EXERCISE DIRECTIONS:
Without the pictures, output the records below word for word.

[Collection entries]
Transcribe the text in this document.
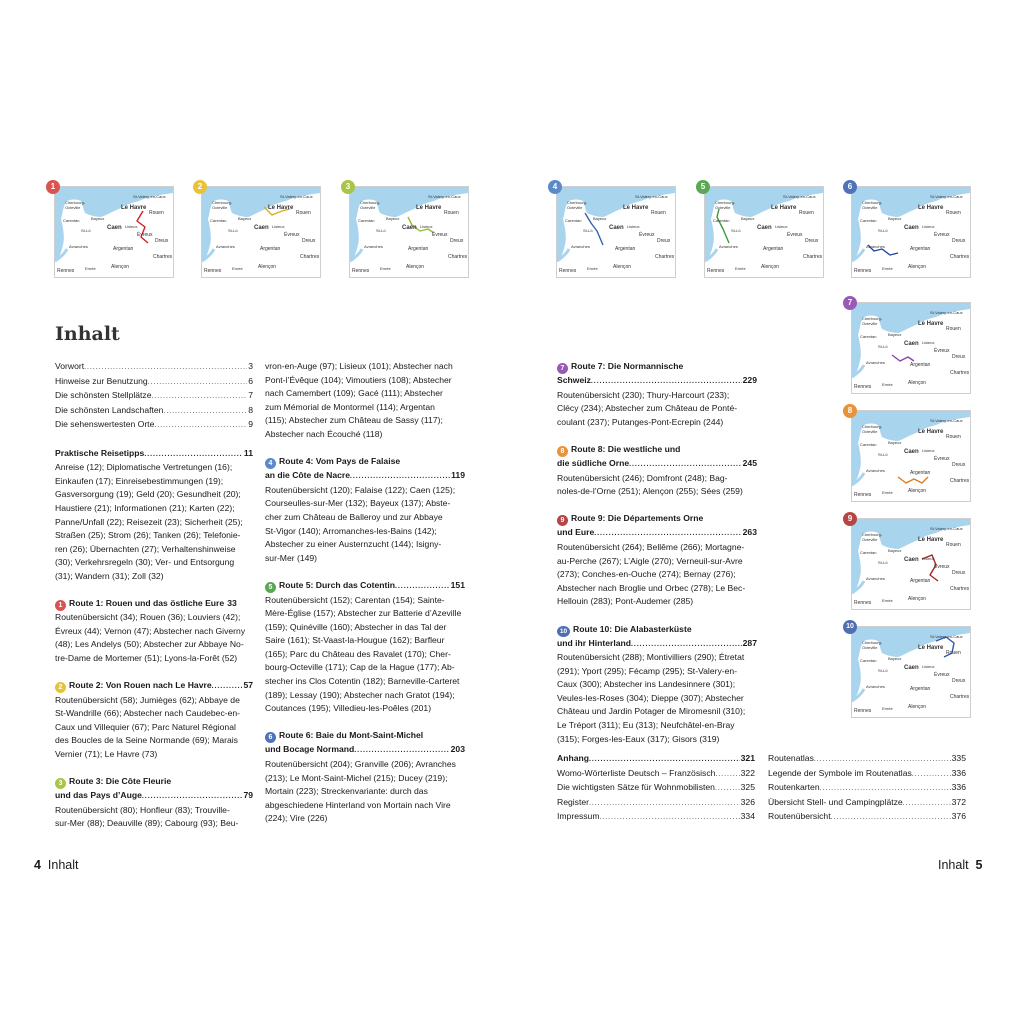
St-Valery-en-Caux
Cherbourg-
Octeville	Le Havre
Rouen
Carentan	Bayeux
Caen Lisieux
Évreux
St-Lô
Dreux
Avranches	Argentan
Chartres
Rennes	Ernée	Alençon
1
St-Valery-en-Caux
Cherbourg-
Octeville	Le Havre
Rouen
Carentan	Bayeux
Caen Lisieux
Évreux
St-Lô
Dreux
Avranches	Argentan
Chartres
Rennes	Ernée	Alençon
2
St-Valery-en-Caux
Cherbourg-
Octeville	Le Havre
Rouen
Carentan	Bayeux
Caen Lisieux
Évreux
St-Lô
Dreux
Avranches	Argentan
Chartres
Rennes	Ernée	Alençon
3
St-Valery-en-Caux
Cherbourg-
Octeville	Le Havre
Rouen
Carentan	Bayeux
Caen Lisieux
Évreux
St-Lô
Dreux
Avranches	Argentan
Chartres
Rennes	Ernée	Alençon
4
St-Valery-en-Caux
Cherbourg-
Octeville	Le Havre
Rouen
Carentan	Bayeux
Caen Lisieux
Évreux
St-Lô
Dreux
Avranches	Argentan
Chartres
Rennes	Ernée	Alençon
5
St-Valery-en-Caux
Cherbourg-
Octeville	Le Havre
Rouen
Carentan	Bayeux
Caen Lisieux
Évreux
St-Lô
Dreux
Avranches	Argentan
Chartres
Rennes	Ernée	Alençon
6
St-Valery-en-Caux
Cherbourg-
Octeville	Le Havre
Rouen
Carentan	Bayeux
Caen Lisieux
Évreux
St-Lô
Dreux
Avranches	Argentan
Chartres
Rennes	Ernée	Alençon
7
St-Valery-en-Caux
Cherbourg-
Octeville	Le Havre
Rouen
Carentan	Bayeux
Caen Lisieux
Évreux
St-Lô
Dreux
Avranches	Argentan
Chartres
Rennes	Ernée	Alençon
8
St-Valery-en-Caux
Cherbourg-
Octeville	Le Havre
Rouen
Carentan	Bayeux
Caen Lisieux
Évreux
St-Lô
Dreux
Avranches	Argentan
Chartres
Rennes	Ernée	Alençon
9
St-Valery-en-Caux
Cherbourg-
Octeville	Le Havre
Rouen
Carentan	Bayeux
Caen Lisieux
Évreux
St-Lô
Dreux
Avranches	Argentan
Chartres
Rennes	Ernée	Alençon
10
Inhalt
Vorwort . . .	3
Hinweise zur Benutzung . . .	6
Die schönsten Stellplätze . . .	7
Die schönsten Landschaften . . .	8
Die sehenswertesten Orte . . .	9
Praktische Reisetipps . . .	11
Anreise (12); Diplomatische Vertretungen (16);
Einkaufen (17); Einreisebestimmungen (19);
Gasversorgung (19); Geld (20); Gesundheit (20);
Haustiere (21); Informationen (21); Karten (22);
Panne/Unfall (22); Reisezeit (23); Sicherheit (25);
Straßen (25); Strom (26); Tanken (26); Telefonie-
ren (26); Übernachten (27); Verhaltenshinweise
(30); Verkehrsregeln (30); Ver- und Entsorgung
(31); Wandern (31); Zoll (32)
1 Route 1: Rouen und das östliche Eure 33
Routenübersicht (34); Rouen (36); Louviers (42);
Évreux (44); Vernon (47); Abstecher nach Giverny
(48); Les Andelys (50); Abstecher zur Abbaye No-
tre-Dame de Mortemer (51); Lyons-la-Forêt (52)
2 Route 2: Von Rouen nach Le Havre . . .	57
Routenübersicht (58); Jumièges (62); Abbaye de
St-Wandrille (66); Abstecher nach Caudebec-en-
Caux und Villequier (67); Parc Naturel Régional
des Boucles de la Seine Normande (69); Marais
Vernier (71); Le Havre (73)
3 Route 3: Die Côte Fleurie
und das Pays d’Auge . . .	79
Routenübersicht (80); Honfleur (83); Trouville-
sur-Mer (88); Deauville (89); Cabourg (93); Beu-
vron-en-Auge (97); Lisieux (101); Abstecher nach
Pont-l’Évêque (104); Vimoutiers (108); Abstecher
nach Camembert (109); Gacé (111); Abstecher
zum Mémorial de Montormel (114); Argentan
(115); Abstecher zum Château de Sassy (117);
Abstecher nach Écouché (118)
4 Route 4: Vom Pays de Falaise
an die Côte de Nacre . . .	119
Routenübersicht (120); Falaise (122); Caen (125);
Courseulles-sur-Mer (132); Bayeux (137); Abste-
cher zum Château de Balleroy und zur Abbaye
St-Vigor (140); Arromanches-les-Bains (142);
Abstecher zu einer Austernzucht (144); Isigny-
sur-Mer (149)
5 Route 5: Durch das Cotentin . . .	151
Routenübersicht (152); Carentan (154); Sainte-
Mère-Église (157); Abstecher zur Batterie d’Azeville
(159); Quinéville (160); Abstecher in das Tal der
Saire (161); St-Vaast-la-Hougue (162); Barfleur
(165); Parc du Château des Ravalet (170); Cher-
bourg-Octeville (171); Cap de la Hague (177); Ab-
stecher ins Clos Cotentin (182); Barneville-Carteret
(189); Lessay (190); Abstecher nach Gratot (194);
Coutances (195); Villedieu-les-Poêles (201)
6 Route 6: Baie du Mont-Saint-Michel
und Bocage Normand . . .	203
Routenübersicht (204); Granville (206); Avranches
(213); Le Mont-Saint-Michel (215); Ducey (219);
Mortain (223); Streckenvariante: durch das
abgeschiedene Hinterland von Mortain nach Vire
(224); Vire (226)
7 Route 7: Die Normannische
Schweiz . . .	229
Routenübersicht (230); Thury-Harcourt (233);
Clécy (234); Abstecher zum Château de Ponté-
coulant (237); Putanges-Pont-Ecrepin (244)
8 Route 8: Die westliche und
die südliche Orne . . .	245
Routenübersicht (246); Domfront (248); Bag-
noles-de-l’Orne (251); Alençon (255); Sées (259)
9 Route 9: Die Départements Orne
und Eure . . .	263
Routenübersicht (264); Bellême (266); Mortagne-
au-Perche (267); L’Aigle (270); Verneuil-sur-Avre
(273); Conches-en-Ouche (274); Bernay (276);
Abstecher nach Broglie und Orbec (278); Le Bec-
Hellouin (283); Pont-Audemer (285)
10 Route 10: Die Alabasterküste
und ihr Hinterland . . .	287
Routenübersicht (288); Montivilliers (290); Étretat
(291); Yport (295); Fécamp (295); St-Valery-en-
Caux (300); Abstecher ins Landesinnere (301);
Veules-les-Roses (304); Dieppe (307); Abstecher
Château und Jardin Potager de Miromesnil (310);
Le Tréport (311); Eu (313); Neufchâtel-en-Bray
(315); Forges-les-Eaux (317); Gisors (319)
Anhang . . .	321
Womo-Wörterliste Deutsch – Französisch . . .	322
Die wichtigsten Sätze für Wohnmobilisten . . .	325
Register . . .	326
Impressum . . .	334
Routenatlas . . .	335
Legende der Symbole im Routenatlas . . .	336
Routenkarten . . .	336
Übersicht Stell- und Campingplätze . . .	372
Routenübersicht . . .	376
4 Inhalt	Inhalt 5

RESULT OF THE EXERCISE:
Transcribe the text in this document.
St-Valery-en-Caux
Cherbourg-
Octeville	Le Havre
Rouen
Carentan	Bayeux
Caen Lisieux
Évreux
St-Lô
Dreux
Avranches	Argentan
Chartres
Rennes	Ernée	Alençon
1
St-Valery-en-Caux
Cherbourg-
Octeville	Le Havre
Rouen
Carentan	Bayeux
Caen Lisieux
Évreux
St-Lô
Dreux
Avranches	Argentan
Chartres
Rennes	Ernée	Alençon
2
St-Valery-en-Caux
Cherbourg-
Octeville	Le Havre
Rouen
Carentan	Bayeux
Caen Lisieux
Évreux
St-Lô
Dreux
Avranches	Argentan
Chartres
Rennes	Ernée	Alençon
3
St-Valery-en-Caux
Cherbourg-
Octeville	Le Havre
Rouen
Carentan	Bayeux
Caen Lisieux
Évreux
St-Lô
Dreux
Avranches	Argentan
Chartres
Rennes	Ernée	Alençon
4
St-Valery-en-Caux
Cherbourg-
Octeville	Le Havre
Rouen
Carentan	Bayeux
Caen Lisieux
Évreux
St-Lô
Dreux
Avranches	Argentan
Chartres
Rennes	Ernée	Alençon
5
St-Valery-en-Caux
Cherbourg-
Octeville	Le Havre
Rouen
Carentan	Bayeux
Caen Lisieux
Évreux
St-Lô
Dreux
Avranches	Argentan
Chartres
Rennes	Ernée	Alençon
6
St-Valery-en-Caux
Cherbourg-
Octeville	Le Havre
Rouen
Carentan	Bayeux
Caen Lisieux
Évreux
St-Lô
Dreux
Avranches	Argentan
Chartres
Rennes	Ernée	Alençon
7
St-Valery-en-Caux
Cherbourg-
Octeville	Le Havre
Rouen
Carentan	Bayeux
Caen Lisieux
Évreux
St-Lô
Dreux
Avranches	Argentan
Chartres
Rennes	Ernée	Alençon
8
St-Valery-en-Caux
Cherbourg-
Octeville	Le Havre
Rouen
Carentan	Bayeux
Caen Lisieux
Évreux
St-Lô
Dreux
Avranches	Argentan
Chartres
Rennes	Ernée	Alençon
9
St-Valery-en-Caux
Cherbourg-
Octeville	Le Havre
Rouen
Carentan	Bayeux
Caen Lisieux
Évreux
St-Lô
Dreux
Avranches	Argentan
Chartres
Rennes	Ernée	Alençon
10
Inhalt
Vorwort . . .	3
Hinweise zur Benutzung . . .	6
Die schönsten Stellplätze . . .	7
Die schönsten Landschaften . . .	8
Die sehenswertesten Orte . . .	9
Praktische Reisetipps . . .	11
Anreise (12); Diplomatische Vertretungen (16);
Einkaufen (17); Einreisebestimmungen (19);
Gasversorgung (19); Geld (20); Gesundheit (20);
Haustiere (21); Informationen (21); Karten (22);
Panne/Unfall (22); Reisezeit (23); Sicherheit (25);
Straßen (25); Strom (26); Tanken (26); Telefonie-
ren (26); Übernachten (27); Verhaltenshinweise
(30); Verkehrsregeln (30); Ver- und Entsorgung
(31); Wandern (31); Zoll (32)
1 Route 1: Rouen und das östliche Eure 33
Routenübersicht (34); Rouen (36); Louviers (42);
Évreux (44); Vernon (47); Abstecher nach Giverny
(48); Les Andelys (50); Abstecher zur Abbaye No-
tre-Dame de Mortemer (51); Lyons-la-Forêt (52)
2 Route 2: Von Rouen nach Le Havre . . .	57
Routenübersicht (58); Jumièges (62); Abbaye de
St-Wandrille (66); Abstecher nach Caudebec-en-
Caux und Villequier (67); Parc Naturel Régional
des Boucles de la Seine Normande (69); Marais
Vernier (71); Le Havre (73)
3 Route 3: Die Côte Fleurie
und das Pays d’Auge . . .	79
Routenübersicht (80); Honfleur (83); Trouville-
sur-Mer (88); Deauville (89); Cabourg (93); Beu-
vron-en-Auge (97); Lisieux (101); Abstecher nach
Pont-l’Évêque (104); Vimoutiers (108); Abstecher
nach Camembert (109); Gacé (111); Abstecher
zum Mémorial de Montormel (114); Argentan
(115); Abstecher zum Château de Sassy (117);
Abstecher nach Écouché (118)
4 Route 4: Vom Pays de Falaise
an die Côte de Nacre . . .	119
Routenübersicht (120); Falaise (122); Caen (125);
Courseulles-sur-Mer (132); Bayeux (137); Abste-
cher zum Château de Balleroy und zur Abbaye
St-Vigor (140); Arromanches-les-Bains (142);
Abstecher zu einer Austernzucht (144); Isigny-
sur-Mer (149)
5 Route 5: Durch das Cotentin . . .	151
Routenübersicht (152); Carentan (154); Sainte-
Mère-Église (157); Abstecher zur Batterie d’Azeville
(159); Quinéville (160); Abstecher in das Tal der
Saire (161); St-Vaast-la-Hougue (162); Barfleur
(165); Parc du Château des Ravalet (170); Cher-
bourg-Octeville (171); Cap de la Hague (177); Ab-
stecher ins Clos Cotentin (182); Barneville-Carteret
(189); Lessay (190); Abstecher nach Gratot (194);
Coutances (195); Villedieu-les-Poêles (201)
6 Route 6: Baie du Mont-Saint-Michel
und Bocage Normand . . .	203
Routenübersicht (204); Granville (206); Avranches
(213); Le Mont-Saint-Michel (215); Ducey (219);
Mortain (223); Streckenvariante: durch das
abgeschiedene Hinterland von Mortain nach Vire
(224); Vire (226)
7 Route 7: Die Normannische
Schweiz . . .	229
Routenübersicht (230); Thury-Harcourt (233);
Clécy (234); Abstecher zum Château de Ponté-
coulant (237); Putanges-Pont-Ecrepin (244)
8 Route 8: Die westliche und
die südliche Orne . . .	245
Routenübersicht (246); Domfront (248); Bag-
noles-de-l’Orne (251); Alençon (255); Sées (259)
9 Route 9: Die Départements Orne
und Eure . . .	263
Routenübersicht (264); Bellême (266); Mortagne-
au-Perche (267); L’Aigle (270); Verneuil-sur-Avre
(273); Conches-en-Ouche (274); Bernay (276);
Abstecher nach Broglie und Orbec (278); Le Bec-
Hellouin (283); Pont-Audemer (285)
10 Route 10: Die Alabasterküste
und ihr Hinterland . . .	287
Routenübersicht (288); Montivilliers (290); Étretat
(291); Yport (295); Fécamp (295); St-Valery-en-
Caux (300); Abstecher ins Landesinnere (301);
Veules-les-Roses (304); Dieppe (307); Abstecher
Château und Jardin Potager de Miromesnil (310);
Le Tréport (311); Eu (313); Neufchâtel-en-Bray
(315); Forges-les-Eaux (317); Gisors (319)
Anhang . . .	321
Womo-Wörterliste Deutsch – Französisch . . .	322
Die wichtigsten Sätze für Wohnmobilisten . . .	325
Register . . .	326
Impressum . . .	334
Routenatlas . . .	335
Legende der Symbole im Routenatlas . . .	336
Routenkarten . . .	336
Übersicht Stell- und Campingplätze . . .	372
Routenübersicht . . .	376
4 Inhalt	Inhalt 5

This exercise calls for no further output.